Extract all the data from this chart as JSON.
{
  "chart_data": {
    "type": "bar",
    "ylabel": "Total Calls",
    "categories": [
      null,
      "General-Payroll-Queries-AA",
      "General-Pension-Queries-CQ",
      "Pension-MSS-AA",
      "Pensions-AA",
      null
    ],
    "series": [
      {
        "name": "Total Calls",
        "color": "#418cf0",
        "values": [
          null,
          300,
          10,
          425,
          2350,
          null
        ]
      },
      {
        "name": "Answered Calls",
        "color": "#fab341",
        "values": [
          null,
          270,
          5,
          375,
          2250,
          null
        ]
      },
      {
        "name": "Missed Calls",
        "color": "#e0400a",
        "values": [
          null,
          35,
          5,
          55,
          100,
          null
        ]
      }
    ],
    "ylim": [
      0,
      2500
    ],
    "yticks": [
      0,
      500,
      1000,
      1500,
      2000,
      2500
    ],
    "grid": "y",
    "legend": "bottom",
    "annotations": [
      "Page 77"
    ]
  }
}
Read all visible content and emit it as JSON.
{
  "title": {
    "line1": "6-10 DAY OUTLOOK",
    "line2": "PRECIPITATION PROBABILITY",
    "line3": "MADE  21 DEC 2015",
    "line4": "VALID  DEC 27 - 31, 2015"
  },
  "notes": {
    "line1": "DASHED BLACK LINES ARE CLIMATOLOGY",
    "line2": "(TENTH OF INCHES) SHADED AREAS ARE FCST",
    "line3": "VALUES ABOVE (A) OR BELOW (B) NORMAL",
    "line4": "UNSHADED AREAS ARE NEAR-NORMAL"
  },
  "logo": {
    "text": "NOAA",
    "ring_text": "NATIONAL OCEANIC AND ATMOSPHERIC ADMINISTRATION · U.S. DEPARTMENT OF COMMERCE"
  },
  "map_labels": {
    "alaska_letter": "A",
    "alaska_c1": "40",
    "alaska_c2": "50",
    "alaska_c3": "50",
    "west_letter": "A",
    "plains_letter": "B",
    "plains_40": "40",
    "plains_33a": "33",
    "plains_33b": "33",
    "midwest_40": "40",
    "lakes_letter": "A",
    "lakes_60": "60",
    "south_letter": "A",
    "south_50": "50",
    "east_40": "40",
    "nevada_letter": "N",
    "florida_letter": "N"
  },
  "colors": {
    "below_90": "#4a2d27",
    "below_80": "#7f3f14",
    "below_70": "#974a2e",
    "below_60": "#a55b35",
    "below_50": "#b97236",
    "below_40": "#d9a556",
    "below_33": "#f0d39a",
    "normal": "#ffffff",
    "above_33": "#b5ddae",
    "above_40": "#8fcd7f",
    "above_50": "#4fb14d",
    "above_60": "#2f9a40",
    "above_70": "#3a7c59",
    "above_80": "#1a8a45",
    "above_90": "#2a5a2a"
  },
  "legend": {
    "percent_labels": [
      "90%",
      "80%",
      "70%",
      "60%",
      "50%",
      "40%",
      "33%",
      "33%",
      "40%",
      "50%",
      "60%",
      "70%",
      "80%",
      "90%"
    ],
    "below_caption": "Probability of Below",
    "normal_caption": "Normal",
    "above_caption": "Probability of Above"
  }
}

§ Directions for this task: All of the entries above need to be reproduced exactly.

§ The completed task:
Extract all the data from this chart as JSON.
{
  "chart_data": {
    "type": "bar",
    "ylabel": "Total Calls",
    "categories": [
      null,
      "General-Payroll-Queries-AA",
      "General-Pension-Queries-CQ",
      "Pension-MSS-AA",
      "Pensions-AA",
      null
    ],
    "series": [
      {
        "name": "Total Calls",
        "color": "#418cf0",
        "values": [
          null,
          300,
          10,
          425,
          2350,
          null
        ]
      },
      {
        "name": "Answered Calls",
        "color": "#fab341",
        "values": [
          null,
          270,
          5,
          375,
          2250,
          null
        ]
      },
      {
        "name": "Missed Calls",
        "color": "#e0400a",
        "values": [
          null,
          35,
          5,
          55,
          100,
          null
        ]
      }
    ],
    "ylim": [
      0,
      2500
    ],
    "yticks": [
      0,
      500,
      1000,
      1500,
      2000,
      2500
    ],
    "grid": "y",
    "legend": "bottom",
    "annotations": [
      "Page 77"
    ]
  }
}
Read all visible content and emit it as JSON.
{
  "title": {
    "line1": "6-10 DAY OUTLOOK",
    "line2": "PRECIPITATION PROBABILITY",
    "line3": "MADE  21 DEC 2015",
    "line4": "VALID  DEC 27 - 31, 2015"
  },
  "notes": {
    "line1": "DASHED BLACK LINES ARE CLIMATOLOGY",
    "line2": "(TENTH OF INCHES) SHADED AREAS ARE FCST",
    "line3": "VALUES ABOVE (A) OR BELOW (B) NORMAL",
    "line4": "UNSHADED AREAS ARE NEAR-NORMAL"
  },
  "logo": {
    "text": "NOAA",
    "ring_text": "NATIONAL OCEANIC AND ATMOSPHERIC ADMINISTRATION · U.S. DEPARTMENT OF COMMERCE"
  },
  "map_labels": {
    "alaska_letter": "A",
    "alaska_c1": "40",
    "alaska_c2": "50",
    "alaska_c3": "50",
    "west_letter": "A",
    "plains_letter": "B",
    "plains_40": "40",
    "plains_33a": "33",
    "plains_33b": "33",
    "midwest_40": "40",
    "lakes_letter": "A",
    "lakes_60": "60",
    "south_letter": "A",
    "south_50": "50",
    "east_40": "40",
    "nevada_letter": "N",
    "florida_letter": "N"
  },
  "colors": {
    "below_90": "#4a2d27",
    "below_80": "#7f3f14",
    "below_70": "#974a2e",
    "below_60": "#a55b35",
    "below_50": "#b97236",
    "below_40": "#d9a556",
    "below_33": "#f0d39a",
    "normal": "#ffffff",
    "above_33": "#b5ddae",
    "above_40": "#8fcd7f",
    "above_50": "#4fb14d",
    "above_60": "#2f9a40",
    "above_70": "#3a7c59",
    "above_80": "#1a8a45",
    "above_90": "#2a5a2a"
  },
  "legend": {
    "percent_labels": [
      "90%",
      "80%",
      "70%",
      "60%",
      "50%",
      "40%",
      "33%",
      "33%",
      "40%",
      "50%",
      "60%",
      "70%",
      "80%",
      "90%"
    ],
    "below_caption": "Probability of Below",
    "normal_caption": "Normal",
    "above_caption": "Probability of Above"
  }
}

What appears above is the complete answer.